- [Given request] Please render every line of the data below as a numbered list, omitting any blank lines.

- [Stored records]
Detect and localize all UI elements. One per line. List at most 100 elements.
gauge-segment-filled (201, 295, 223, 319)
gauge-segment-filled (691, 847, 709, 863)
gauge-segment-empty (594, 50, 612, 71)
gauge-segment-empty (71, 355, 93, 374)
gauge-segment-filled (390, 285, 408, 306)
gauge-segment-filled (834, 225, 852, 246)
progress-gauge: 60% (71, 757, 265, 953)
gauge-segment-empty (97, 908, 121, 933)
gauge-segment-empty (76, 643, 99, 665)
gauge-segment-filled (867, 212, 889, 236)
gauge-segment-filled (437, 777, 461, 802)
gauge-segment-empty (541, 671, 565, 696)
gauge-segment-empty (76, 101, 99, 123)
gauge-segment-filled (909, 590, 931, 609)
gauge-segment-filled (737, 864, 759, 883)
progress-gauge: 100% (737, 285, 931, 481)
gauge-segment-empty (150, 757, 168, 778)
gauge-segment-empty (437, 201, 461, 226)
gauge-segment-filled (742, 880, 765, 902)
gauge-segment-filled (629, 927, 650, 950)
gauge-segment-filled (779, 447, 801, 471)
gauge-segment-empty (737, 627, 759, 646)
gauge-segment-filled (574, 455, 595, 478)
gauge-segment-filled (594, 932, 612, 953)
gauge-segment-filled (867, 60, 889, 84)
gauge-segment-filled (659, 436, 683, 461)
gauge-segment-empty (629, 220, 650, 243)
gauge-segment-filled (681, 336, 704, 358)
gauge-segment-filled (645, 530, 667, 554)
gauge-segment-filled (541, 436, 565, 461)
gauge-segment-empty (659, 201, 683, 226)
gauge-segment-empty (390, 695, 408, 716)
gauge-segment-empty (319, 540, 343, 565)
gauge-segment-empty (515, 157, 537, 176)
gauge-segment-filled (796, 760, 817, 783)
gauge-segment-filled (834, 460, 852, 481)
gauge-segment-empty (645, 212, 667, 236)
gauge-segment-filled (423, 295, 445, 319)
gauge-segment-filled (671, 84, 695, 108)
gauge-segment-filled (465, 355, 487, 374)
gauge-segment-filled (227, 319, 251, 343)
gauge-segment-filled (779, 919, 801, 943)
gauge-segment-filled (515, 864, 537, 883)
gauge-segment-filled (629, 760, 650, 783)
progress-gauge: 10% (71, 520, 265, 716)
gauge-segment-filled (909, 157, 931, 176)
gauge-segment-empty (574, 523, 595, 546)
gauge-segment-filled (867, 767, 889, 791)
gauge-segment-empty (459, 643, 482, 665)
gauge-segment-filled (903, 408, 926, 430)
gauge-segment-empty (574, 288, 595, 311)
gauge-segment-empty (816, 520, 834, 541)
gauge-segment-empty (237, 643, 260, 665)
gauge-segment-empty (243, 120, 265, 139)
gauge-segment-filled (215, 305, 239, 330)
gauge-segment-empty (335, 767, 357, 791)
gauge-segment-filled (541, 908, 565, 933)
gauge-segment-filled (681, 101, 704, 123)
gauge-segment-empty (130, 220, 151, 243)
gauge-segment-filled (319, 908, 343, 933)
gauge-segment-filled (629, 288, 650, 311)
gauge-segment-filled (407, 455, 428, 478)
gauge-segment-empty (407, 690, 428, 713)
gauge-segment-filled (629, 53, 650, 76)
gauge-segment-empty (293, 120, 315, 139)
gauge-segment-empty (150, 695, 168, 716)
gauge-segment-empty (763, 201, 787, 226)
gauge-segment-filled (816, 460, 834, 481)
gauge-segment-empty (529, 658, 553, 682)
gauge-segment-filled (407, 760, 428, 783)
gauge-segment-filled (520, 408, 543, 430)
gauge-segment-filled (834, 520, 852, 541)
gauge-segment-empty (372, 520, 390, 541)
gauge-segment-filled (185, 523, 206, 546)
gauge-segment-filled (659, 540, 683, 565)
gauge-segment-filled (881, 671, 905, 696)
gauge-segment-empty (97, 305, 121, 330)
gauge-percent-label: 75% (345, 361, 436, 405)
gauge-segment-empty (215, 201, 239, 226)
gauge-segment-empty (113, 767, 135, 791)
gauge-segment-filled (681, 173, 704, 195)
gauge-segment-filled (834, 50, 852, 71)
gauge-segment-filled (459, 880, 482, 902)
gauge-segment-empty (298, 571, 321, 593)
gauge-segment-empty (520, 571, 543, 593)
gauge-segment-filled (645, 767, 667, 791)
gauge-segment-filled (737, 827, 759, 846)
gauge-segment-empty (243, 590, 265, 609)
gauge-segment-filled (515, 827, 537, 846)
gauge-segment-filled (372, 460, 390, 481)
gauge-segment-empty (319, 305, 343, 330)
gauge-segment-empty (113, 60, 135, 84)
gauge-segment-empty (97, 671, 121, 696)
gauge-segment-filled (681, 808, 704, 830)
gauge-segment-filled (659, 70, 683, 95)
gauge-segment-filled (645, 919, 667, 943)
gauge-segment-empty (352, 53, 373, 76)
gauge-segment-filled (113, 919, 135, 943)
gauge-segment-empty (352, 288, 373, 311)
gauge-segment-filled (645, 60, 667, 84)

- [Result below]
1. Detect and localize all UI elements. One per line. List at most 100 elements.
2. gauge-segment-filled (201, 295, 223, 319)
3. gauge-segment-filled (691, 847, 709, 863)
4. gauge-segment-empty (594, 50, 612, 71)
5. gauge-segment-empty (71, 355, 93, 374)
6. gauge-segment-filled (390, 285, 408, 306)
7. gauge-segment-filled (834, 225, 852, 246)
8. progress-gauge: 60% (71, 757, 265, 953)
9. gauge-segment-empty (97, 908, 121, 933)
10. gauge-segment-empty (76, 643, 99, 665)
11. gauge-segment-filled (867, 212, 889, 236)
12. gauge-segment-filled (437, 777, 461, 802)
13. gauge-segment-empty (541, 671, 565, 696)
14. gauge-segment-empty (76, 101, 99, 123)
15. gauge-segment-filled (909, 590, 931, 609)
16. gauge-segment-filled (737, 864, 759, 883)
17. progress-gauge: 100% (737, 285, 931, 481)
18. gauge-segment-empty (150, 757, 168, 778)
19. gauge-segment-empty (437, 201, 461, 226)
20. gauge-segment-filled (742, 880, 765, 902)
21. gauge-segment-filled (629, 927, 650, 950)
22. gauge-segment-filled (779, 447, 801, 471)
23. gauge-segment-empty (737, 627, 759, 646)
24. gauge-segment-filled (574, 455, 595, 478)
25. gauge-segment-filled (594, 932, 612, 953)
26. gauge-segment-filled (867, 60, 889, 84)
27. gauge-segment-filled (659, 436, 683, 461)
28. gauge-segment-empty (629, 220, 650, 243)
29. gauge-segment-filled (681, 336, 704, 358)
30. gauge-segment-filled (645, 530, 667, 554)
31. gauge-segment-filled (541, 436, 565, 461)
32. gauge-segment-empty (659, 201, 683, 226)
33. gauge-segment-empty (390, 695, 408, 716)
34. gauge-segment-empty (319, 540, 343, 565)
35. gauge-segment-empty (515, 157, 537, 176)
36. gauge-segment-filled (796, 760, 817, 783)
37. gauge-segment-filled (834, 460, 852, 481)
38. gauge-segment-empty (645, 212, 667, 236)
39. gauge-segment-filled (423, 295, 445, 319)
40. gauge-segment-filled (671, 84, 695, 108)
41. gauge-segment-filled (465, 355, 487, 374)
42. gauge-segment-filled (227, 319, 251, 343)
43. gauge-segment-filled (779, 919, 801, 943)
44. gauge-segment-filled (515, 864, 537, 883)
45. gauge-segment-filled (629, 760, 650, 783)
46. progress-gauge: 10% (71, 520, 265, 716)
47. gauge-segment-filled (909, 157, 931, 176)
48. gauge-segment-empty (574, 523, 595, 546)
49. gauge-segment-filled (867, 767, 889, 791)
50. gauge-segment-empty (459, 643, 482, 665)
51. gauge-segment-filled (903, 408, 926, 430)
52. gauge-segment-empty (574, 288, 595, 311)
53. gauge-segment-empty (816, 520, 834, 541)
54. gauge-segment-empty (237, 643, 260, 665)
55. gauge-segment-empty (243, 120, 265, 139)
56. gauge-segment-filled (215, 305, 239, 330)
57. gauge-segment-empty (335, 767, 357, 791)
58. gauge-segment-filled (541, 908, 565, 933)
59. gauge-segment-filled (681, 101, 704, 123)
60. gauge-segment-empty (130, 220, 151, 243)
61. gauge-segment-filled (319, 908, 343, 933)
62. gauge-segment-filled (629, 288, 650, 311)
63. gauge-segment-filled (407, 455, 428, 478)
64. gauge-segment-empty (407, 690, 428, 713)
65. gauge-segment-filled (629, 53, 650, 76)
66. gauge-segment-empty (293, 120, 315, 139)
67. gauge-segment-empty (150, 695, 168, 716)
68. gauge-segment-empty (763, 201, 787, 226)
69. gauge-segment-filled (816, 460, 834, 481)
70. gauge-segment-empty (529, 658, 553, 682)
71. gauge-segment-filled (407, 760, 428, 783)
72. gauge-segment-filled (520, 408, 543, 430)
73. gauge-segment-filled (834, 520, 852, 541)
74. gauge-segment-empty (372, 520, 390, 541)
75. gauge-segment-filled (185, 523, 206, 546)
76. gauge-segment-filled (659, 540, 683, 565)
77. gauge-segment-filled (881, 671, 905, 696)
78. gauge-segment-empty (97, 305, 121, 330)
79. gauge-percent-label: 75% (345, 361, 436, 405)
80. gauge-segment-empty (215, 201, 239, 226)
81. gauge-segment-empty (113, 767, 135, 791)
82. gauge-segment-filled (681, 173, 704, 195)
83. gauge-segment-filled (834, 50, 852, 71)
84. gauge-segment-filled (459, 880, 482, 902)
85. gauge-segment-empty (298, 571, 321, 593)
86. gauge-segment-empty (520, 571, 543, 593)
87. gauge-segment-filled (645, 767, 667, 791)
88. gauge-segment-filled (737, 827, 759, 846)
89. gauge-segment-empty (243, 590, 265, 609)
90. gauge-segment-filled (515, 827, 537, 846)
91. gauge-segment-filled (372, 460, 390, 481)
92. gauge-segment-empty (319, 305, 343, 330)
93. gauge-segment-empty (113, 60, 135, 84)
94. gauge-segment-empty (97, 671, 121, 696)
95. gauge-segment-filled (681, 808, 704, 830)
96. gauge-segment-filled (659, 70, 683, 95)
97. gauge-segment-filled (645, 919, 667, 943)
98. gauge-segment-empty (352, 53, 373, 76)
99. gauge-segment-filled (113, 919, 135, 943)
100. gauge-segment-empty (352, 288, 373, 311)
101. gauge-segment-filled (645, 60, 667, 84)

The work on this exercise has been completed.